::: DATA PROVIDED

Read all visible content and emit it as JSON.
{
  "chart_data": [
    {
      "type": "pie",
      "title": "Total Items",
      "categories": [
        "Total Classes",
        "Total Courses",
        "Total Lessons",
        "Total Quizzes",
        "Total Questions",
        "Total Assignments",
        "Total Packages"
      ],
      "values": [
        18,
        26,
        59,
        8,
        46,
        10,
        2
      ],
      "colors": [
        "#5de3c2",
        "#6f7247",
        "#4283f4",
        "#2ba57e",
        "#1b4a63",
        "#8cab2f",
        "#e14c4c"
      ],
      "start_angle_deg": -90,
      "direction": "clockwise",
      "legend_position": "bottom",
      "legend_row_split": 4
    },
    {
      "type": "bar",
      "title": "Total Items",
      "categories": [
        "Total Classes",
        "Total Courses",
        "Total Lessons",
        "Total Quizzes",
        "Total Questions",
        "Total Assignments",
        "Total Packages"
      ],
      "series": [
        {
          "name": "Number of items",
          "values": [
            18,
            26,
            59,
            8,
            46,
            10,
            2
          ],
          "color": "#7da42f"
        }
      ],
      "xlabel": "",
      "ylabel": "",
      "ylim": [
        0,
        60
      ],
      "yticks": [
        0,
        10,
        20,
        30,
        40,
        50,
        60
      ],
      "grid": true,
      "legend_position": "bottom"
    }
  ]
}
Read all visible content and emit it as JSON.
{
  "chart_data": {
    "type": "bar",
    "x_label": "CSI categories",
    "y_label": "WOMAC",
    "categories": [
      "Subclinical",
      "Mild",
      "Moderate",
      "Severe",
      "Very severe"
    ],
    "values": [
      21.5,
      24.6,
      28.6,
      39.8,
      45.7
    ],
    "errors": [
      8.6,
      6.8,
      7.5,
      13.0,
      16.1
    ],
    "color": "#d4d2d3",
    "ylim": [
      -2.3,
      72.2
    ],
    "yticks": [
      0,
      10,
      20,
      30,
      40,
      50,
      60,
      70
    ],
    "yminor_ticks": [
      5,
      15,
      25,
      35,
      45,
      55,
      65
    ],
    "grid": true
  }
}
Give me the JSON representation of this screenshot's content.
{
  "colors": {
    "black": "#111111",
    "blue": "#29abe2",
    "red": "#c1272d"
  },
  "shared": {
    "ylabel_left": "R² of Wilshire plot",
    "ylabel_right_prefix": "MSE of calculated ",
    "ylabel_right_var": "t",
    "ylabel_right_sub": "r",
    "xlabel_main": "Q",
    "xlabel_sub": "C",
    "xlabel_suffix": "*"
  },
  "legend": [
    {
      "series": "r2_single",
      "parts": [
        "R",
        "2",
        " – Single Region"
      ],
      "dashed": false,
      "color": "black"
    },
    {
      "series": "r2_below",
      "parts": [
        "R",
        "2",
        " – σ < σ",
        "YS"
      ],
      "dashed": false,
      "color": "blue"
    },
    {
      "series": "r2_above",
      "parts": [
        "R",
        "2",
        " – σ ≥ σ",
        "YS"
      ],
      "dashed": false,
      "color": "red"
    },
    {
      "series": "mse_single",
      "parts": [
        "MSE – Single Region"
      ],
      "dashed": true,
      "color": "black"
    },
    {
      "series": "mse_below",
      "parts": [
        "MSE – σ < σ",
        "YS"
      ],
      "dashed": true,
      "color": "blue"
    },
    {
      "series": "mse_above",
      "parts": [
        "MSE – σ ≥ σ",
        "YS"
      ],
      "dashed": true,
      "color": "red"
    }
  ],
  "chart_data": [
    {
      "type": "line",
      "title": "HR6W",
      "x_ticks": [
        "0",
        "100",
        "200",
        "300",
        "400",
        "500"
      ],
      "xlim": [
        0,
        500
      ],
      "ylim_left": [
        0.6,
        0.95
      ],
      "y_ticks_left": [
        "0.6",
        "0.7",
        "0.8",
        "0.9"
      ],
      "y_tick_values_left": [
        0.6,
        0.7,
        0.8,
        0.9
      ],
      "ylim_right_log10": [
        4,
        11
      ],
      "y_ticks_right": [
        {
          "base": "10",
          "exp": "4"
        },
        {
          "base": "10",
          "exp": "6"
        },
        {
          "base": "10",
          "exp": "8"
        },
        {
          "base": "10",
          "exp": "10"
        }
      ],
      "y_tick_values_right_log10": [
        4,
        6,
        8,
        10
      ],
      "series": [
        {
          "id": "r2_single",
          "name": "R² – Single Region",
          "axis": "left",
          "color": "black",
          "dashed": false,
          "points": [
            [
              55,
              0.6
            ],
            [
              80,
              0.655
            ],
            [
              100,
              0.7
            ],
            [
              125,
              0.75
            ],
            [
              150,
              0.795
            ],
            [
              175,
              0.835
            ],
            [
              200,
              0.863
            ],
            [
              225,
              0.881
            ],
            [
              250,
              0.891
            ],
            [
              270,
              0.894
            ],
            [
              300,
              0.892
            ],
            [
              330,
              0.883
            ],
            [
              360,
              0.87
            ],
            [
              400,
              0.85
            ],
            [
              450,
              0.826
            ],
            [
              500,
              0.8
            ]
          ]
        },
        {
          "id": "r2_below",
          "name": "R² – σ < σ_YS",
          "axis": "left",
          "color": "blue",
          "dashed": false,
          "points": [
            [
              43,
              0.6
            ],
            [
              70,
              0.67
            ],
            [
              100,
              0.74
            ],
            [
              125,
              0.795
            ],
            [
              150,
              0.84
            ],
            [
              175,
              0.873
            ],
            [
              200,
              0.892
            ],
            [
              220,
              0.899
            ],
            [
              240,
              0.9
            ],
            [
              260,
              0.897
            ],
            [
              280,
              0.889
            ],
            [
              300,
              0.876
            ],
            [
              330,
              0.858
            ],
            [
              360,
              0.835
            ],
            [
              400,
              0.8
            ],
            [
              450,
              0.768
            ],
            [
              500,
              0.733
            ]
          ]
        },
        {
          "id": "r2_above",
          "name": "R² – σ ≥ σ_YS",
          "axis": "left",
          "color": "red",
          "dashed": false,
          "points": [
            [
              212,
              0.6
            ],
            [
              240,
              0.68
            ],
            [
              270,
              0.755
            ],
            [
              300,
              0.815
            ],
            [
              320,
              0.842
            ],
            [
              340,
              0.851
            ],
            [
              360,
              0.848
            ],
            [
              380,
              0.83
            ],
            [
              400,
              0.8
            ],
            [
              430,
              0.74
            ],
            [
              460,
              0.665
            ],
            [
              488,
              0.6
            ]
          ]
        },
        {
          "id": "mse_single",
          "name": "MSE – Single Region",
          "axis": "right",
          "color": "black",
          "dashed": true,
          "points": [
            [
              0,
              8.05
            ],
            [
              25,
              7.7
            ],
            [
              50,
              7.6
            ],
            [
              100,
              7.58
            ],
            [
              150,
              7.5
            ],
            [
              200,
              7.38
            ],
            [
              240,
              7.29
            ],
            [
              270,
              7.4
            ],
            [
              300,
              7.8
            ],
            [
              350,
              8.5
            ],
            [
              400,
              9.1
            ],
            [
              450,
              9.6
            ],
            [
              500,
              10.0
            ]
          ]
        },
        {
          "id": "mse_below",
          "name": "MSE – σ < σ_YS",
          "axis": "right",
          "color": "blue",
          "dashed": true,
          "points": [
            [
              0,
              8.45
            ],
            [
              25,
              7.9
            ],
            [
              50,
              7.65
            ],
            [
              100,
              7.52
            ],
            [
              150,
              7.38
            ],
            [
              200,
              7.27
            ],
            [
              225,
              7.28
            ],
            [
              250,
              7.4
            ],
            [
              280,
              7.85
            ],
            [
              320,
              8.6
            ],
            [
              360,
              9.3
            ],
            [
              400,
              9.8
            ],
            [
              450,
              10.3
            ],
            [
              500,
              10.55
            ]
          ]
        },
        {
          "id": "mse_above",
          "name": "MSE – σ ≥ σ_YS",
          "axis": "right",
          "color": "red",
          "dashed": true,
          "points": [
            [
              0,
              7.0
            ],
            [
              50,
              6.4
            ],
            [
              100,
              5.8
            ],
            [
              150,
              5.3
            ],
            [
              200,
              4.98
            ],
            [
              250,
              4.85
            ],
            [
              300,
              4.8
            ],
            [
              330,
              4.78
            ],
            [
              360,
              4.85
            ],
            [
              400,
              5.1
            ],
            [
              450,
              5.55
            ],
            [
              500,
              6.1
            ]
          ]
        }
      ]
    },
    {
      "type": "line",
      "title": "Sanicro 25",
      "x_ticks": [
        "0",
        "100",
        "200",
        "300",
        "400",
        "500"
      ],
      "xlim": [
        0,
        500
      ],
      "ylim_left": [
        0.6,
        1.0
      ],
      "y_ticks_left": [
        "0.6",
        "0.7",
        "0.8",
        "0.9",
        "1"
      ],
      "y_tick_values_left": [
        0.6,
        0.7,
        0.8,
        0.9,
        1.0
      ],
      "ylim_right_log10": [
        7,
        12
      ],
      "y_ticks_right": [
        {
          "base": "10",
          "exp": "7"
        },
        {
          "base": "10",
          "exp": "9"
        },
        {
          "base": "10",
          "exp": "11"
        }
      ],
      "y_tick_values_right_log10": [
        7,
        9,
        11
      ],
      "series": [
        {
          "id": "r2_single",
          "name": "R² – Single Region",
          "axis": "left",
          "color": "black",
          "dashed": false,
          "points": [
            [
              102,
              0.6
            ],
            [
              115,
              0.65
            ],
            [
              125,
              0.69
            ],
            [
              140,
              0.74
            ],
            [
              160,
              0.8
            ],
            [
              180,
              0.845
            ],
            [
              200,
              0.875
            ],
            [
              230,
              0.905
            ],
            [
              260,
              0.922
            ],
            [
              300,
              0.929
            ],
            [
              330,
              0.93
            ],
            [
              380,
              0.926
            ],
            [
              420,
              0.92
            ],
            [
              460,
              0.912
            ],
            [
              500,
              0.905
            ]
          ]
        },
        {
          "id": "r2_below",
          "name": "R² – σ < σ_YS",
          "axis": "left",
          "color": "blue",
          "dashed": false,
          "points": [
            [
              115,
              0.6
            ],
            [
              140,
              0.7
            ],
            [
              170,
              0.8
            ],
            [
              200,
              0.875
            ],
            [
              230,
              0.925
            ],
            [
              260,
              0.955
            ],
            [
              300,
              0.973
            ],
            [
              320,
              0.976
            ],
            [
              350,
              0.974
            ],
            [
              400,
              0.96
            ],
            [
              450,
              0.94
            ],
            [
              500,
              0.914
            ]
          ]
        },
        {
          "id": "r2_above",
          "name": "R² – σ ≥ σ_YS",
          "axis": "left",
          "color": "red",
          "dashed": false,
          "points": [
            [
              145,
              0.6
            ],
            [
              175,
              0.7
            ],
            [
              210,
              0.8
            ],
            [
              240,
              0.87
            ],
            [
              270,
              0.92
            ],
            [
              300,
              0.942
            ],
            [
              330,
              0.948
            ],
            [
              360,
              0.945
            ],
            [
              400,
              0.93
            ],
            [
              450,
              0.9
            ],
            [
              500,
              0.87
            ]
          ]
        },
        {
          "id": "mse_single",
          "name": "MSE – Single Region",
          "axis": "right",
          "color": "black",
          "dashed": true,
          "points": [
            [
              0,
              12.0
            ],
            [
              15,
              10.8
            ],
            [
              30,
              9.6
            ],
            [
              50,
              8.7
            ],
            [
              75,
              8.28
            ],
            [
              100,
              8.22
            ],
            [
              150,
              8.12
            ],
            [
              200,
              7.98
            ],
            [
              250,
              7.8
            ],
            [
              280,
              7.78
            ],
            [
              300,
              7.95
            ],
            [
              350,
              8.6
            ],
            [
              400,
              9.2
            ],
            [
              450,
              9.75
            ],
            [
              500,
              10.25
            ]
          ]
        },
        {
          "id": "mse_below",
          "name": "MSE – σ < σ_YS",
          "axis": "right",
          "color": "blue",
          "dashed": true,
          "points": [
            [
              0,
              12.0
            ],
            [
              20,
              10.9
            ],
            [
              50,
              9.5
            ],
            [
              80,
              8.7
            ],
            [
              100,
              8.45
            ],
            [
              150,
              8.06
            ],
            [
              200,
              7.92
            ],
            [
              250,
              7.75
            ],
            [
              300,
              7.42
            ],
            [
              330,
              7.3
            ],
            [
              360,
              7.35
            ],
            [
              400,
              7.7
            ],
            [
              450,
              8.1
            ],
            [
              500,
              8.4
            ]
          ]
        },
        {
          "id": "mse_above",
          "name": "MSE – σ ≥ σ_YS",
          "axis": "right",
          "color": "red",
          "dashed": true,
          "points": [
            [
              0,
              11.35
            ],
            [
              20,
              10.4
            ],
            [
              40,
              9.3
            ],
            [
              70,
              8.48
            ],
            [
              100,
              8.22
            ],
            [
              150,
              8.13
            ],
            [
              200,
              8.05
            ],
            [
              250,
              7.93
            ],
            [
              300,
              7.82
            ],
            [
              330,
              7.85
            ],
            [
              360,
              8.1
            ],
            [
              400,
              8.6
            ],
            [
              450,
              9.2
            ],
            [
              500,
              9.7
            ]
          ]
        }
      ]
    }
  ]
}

::::::

• _PROMPT_
Find the lines holding "title" and list every one.

• _THE ANSWER_
      "title": "Total Items",
      "title": "Total Items",
      "title": "HR6W",
      "title": "Sanicro 25",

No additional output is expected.